Exercise brief -> Write out each entry again. Keep every word exactly as it is.

Exercise input ->
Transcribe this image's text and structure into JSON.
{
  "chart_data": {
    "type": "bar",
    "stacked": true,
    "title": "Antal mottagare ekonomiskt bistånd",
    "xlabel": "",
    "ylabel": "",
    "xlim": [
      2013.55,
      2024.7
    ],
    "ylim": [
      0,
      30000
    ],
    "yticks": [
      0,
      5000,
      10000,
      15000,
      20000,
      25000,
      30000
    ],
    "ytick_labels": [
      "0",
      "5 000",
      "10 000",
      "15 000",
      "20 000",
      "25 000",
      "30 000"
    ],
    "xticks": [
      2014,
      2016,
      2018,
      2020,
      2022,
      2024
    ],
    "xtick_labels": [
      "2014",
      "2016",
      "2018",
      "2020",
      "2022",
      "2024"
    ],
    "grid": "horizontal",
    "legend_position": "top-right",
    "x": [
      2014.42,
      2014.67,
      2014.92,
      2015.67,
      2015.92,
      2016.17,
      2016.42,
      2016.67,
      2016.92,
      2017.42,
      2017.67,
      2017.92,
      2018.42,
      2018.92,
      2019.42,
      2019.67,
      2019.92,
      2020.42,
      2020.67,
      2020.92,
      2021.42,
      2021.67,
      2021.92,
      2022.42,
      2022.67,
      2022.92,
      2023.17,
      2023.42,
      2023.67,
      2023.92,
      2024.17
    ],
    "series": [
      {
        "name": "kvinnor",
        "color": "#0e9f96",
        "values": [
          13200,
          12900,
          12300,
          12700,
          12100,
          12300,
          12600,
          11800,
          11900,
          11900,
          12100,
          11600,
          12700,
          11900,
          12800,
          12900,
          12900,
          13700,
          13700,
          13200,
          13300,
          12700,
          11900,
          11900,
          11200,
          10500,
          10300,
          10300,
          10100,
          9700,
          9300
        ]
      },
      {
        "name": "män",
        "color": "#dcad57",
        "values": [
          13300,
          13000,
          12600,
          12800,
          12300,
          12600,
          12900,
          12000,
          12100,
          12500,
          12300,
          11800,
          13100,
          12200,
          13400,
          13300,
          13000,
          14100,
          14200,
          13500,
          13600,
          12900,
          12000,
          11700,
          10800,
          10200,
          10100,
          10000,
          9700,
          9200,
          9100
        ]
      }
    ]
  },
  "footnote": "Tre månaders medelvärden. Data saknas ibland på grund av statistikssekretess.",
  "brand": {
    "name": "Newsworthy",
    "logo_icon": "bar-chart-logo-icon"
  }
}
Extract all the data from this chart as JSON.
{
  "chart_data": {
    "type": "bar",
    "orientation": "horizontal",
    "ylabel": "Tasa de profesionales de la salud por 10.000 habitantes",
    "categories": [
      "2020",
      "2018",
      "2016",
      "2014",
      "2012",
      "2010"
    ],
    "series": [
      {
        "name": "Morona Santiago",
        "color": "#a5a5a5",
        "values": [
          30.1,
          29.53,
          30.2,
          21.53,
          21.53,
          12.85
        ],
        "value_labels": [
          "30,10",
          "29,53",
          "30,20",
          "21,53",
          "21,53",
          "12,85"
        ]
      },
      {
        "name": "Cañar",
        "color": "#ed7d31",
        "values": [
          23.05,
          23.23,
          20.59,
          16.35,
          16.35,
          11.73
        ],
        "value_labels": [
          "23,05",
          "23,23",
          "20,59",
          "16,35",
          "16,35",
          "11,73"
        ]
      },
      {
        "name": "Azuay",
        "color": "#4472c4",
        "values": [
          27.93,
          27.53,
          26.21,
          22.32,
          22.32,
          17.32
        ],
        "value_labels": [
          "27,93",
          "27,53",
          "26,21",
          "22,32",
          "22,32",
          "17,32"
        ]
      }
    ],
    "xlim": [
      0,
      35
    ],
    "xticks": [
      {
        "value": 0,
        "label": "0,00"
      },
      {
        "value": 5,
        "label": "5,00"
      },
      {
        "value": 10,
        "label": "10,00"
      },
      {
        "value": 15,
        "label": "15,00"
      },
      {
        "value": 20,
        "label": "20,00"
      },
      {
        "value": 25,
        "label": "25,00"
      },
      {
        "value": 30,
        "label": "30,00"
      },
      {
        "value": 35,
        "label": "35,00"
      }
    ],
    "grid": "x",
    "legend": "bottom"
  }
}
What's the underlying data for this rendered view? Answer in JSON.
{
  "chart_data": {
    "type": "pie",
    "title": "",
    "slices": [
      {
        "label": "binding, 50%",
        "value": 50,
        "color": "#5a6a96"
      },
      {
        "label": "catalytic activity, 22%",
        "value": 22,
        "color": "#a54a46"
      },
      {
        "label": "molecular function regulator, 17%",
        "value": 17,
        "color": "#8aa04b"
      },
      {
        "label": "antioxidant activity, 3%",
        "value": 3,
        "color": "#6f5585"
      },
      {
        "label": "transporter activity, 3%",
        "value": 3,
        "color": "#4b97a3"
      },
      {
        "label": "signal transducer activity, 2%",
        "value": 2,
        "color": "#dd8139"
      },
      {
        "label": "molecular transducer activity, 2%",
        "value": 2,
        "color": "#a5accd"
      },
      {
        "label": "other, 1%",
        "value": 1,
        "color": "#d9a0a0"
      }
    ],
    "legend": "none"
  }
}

Exercise result ->
Transcribe this image's text and structure into JSON.
{
  "chart_data": {
    "type": "bar",
    "stacked": true,
    "title": "Antal mottagare ekonomiskt bistånd",
    "xlabel": "",
    "ylabel": "",
    "xlim": [
      2013.55,
      2024.7
    ],
    "ylim": [
      0,
      30000
    ],
    "yticks": [
      0,
      5000,
      10000,
      15000,
      20000,
      25000,
      30000
    ],
    "ytick_labels": [
      "0",
      "5 000",
      "10 000",
      "15 000",
      "20 000",
      "25 000",
      "30 000"
    ],
    "xticks": [
      2014,
      2016,
      2018,
      2020,
      2022,
      2024
    ],
    "xtick_labels": [
      "2014",
      "2016",
      "2018",
      "2020",
      "2022",
      "2024"
    ],
    "grid": "horizontal",
    "legend_position": "top-right",
    "x": [
      2014.42,
      2014.67,
      2014.92,
      2015.67,
      2015.92,
      2016.17,
      2016.42,
      2016.67,
      2016.92,
      2017.42,
      2017.67,
      2017.92,
      2018.42,
      2018.92,
      2019.42,
      2019.67,
      2019.92,
      2020.42,
      2020.67,
      2020.92,
      2021.42,
      2021.67,
      2021.92,
      2022.42,
      2022.67,
      2022.92,
      2023.17,
      2023.42,
      2023.67,
      2023.92,
      2024.17
    ],
    "series": [
      {
        "name": "kvinnor",
        "color": "#0e9f96",
        "values": [
          13200,
          12900,
          12300,
          12700,
          12100,
          12300,
          12600,
          11800,
          11900,
          11900,
          12100,
          11600,
          12700,
          11900,
          12800,
          12900,
          12900,
          13700,
          13700,
          13200,
          13300,
          12700,
          11900,
          11900,
          11200,
          10500,
          10300,
          10300,
          10100,
          9700,
          9300
        ]
      },
      {
        "name": "män",
        "color": "#dcad57",
        "values": [
          13300,
          13000,
          12600,
          12800,
          12300,
          12600,
          12900,
          12000,
          12100,
          12500,
          12300,
          11800,
          13100,
          12200,
          13400,
          13300,
          13000,
          14100,
          14200,
          13500,
          13600,
          12900,
          12000,
          11700,
          10800,
          10200,
          10100,
          10000,
          9700,
          9200,
          9100
        ]
      }
    ]
  },
  "footnote": "Tre månaders medelvärden. Data saknas ibland på grund av statistikssekretess.",
  "brand": {
    "name": "Newsworthy",
    "logo_icon": "bar-chart-logo-icon"
  }
}
Extract all the data from this chart as JSON.
{
  "chart_data": {
    "type": "bar",
    "orientation": "horizontal",
    "ylabel": "Tasa de profesionales de la salud por 10.000 habitantes",
    "categories": [
      "2020",
      "2018",
      "2016",
      "2014",
      "2012",
      "2010"
    ],
    "series": [
      {
        "name": "Morona Santiago",
        "color": "#a5a5a5",
        "values": [
          30.1,
          29.53,
          30.2,
          21.53,
          21.53,
          12.85
        ],
        "value_labels": [
          "30,10",
          "29,53",
          "30,20",
          "21,53",
          "21,53",
          "12,85"
        ]
      },
      {
        "name": "Cañar",
        "color": "#ed7d31",
        "values": [
          23.05,
          23.23,
          20.59,
          16.35,
          16.35,
          11.73
        ],
        "value_labels": [
          "23,05",
          "23,23",
          "20,59",
          "16,35",
          "16,35",
          "11,73"
        ]
      },
      {
        "name": "Azuay",
        "color": "#4472c4",
        "values": [
          27.93,
          27.53,
          26.21,
          22.32,
          22.32,
          17.32
        ],
        "value_labels": [
          "27,93",
          "27,53",
          "26,21",
          "22,32",
          "22,32",
          "17,32"
        ]
      }
    ],
    "xlim": [
      0,
      35
    ],
    "xticks": [
      {
        "value": 0,
        "label": "0,00"
      },
      {
        "value": 5,
        "label": "5,00"
      },
      {
        "value": 10,
        "label": "10,00"
      },
      {
        "value": 15,
        "label": "15,00"
      },
      {
        "value": 20,
        "label": "20,00"
      },
      {
        "value": 25,
        "label": "25,00"
      },
      {
        "value": 30,
        "label": "30,00"
      },
      {
        "value": 35,
        "label": "35,00"
      }
    ],
    "grid": "x",
    "legend": "bottom"
  }
}
What's the underlying data for this rendered view? Answer in JSON.
{
  "chart_data": {
    "type": "pie",
    "title": "",
    "slices": [
      {
        "label": "binding, 50%",
        "value": 50,
        "color": "#5a6a96"
      },
      {
        "label": "catalytic activity, 22%",
        "value": 22,
        "color": "#a54a46"
      },
      {
        "label": "molecular function regulator, 17%",
        "value": 17,
        "color": "#8aa04b"
      },
      {
        "label": "antioxidant activity, 3%",
        "value": 3,
        "color": "#6f5585"
      },
      {
        "label": "transporter activity, 3%",
        "value": 3,
        "color": "#4b97a3"
      },
      {
        "label": "signal transducer activity, 2%",
        "value": 2,
        "color": "#dd8139"
      },
      {
        "label": "molecular transducer activity, 2%",
        "value": 2,
        "color": "#a5accd"
      },
      {
        "label": "other, 1%",
        "value": 1,
        "color": "#d9a0a0"
      }
    ],
    "legend": "none"
  }
}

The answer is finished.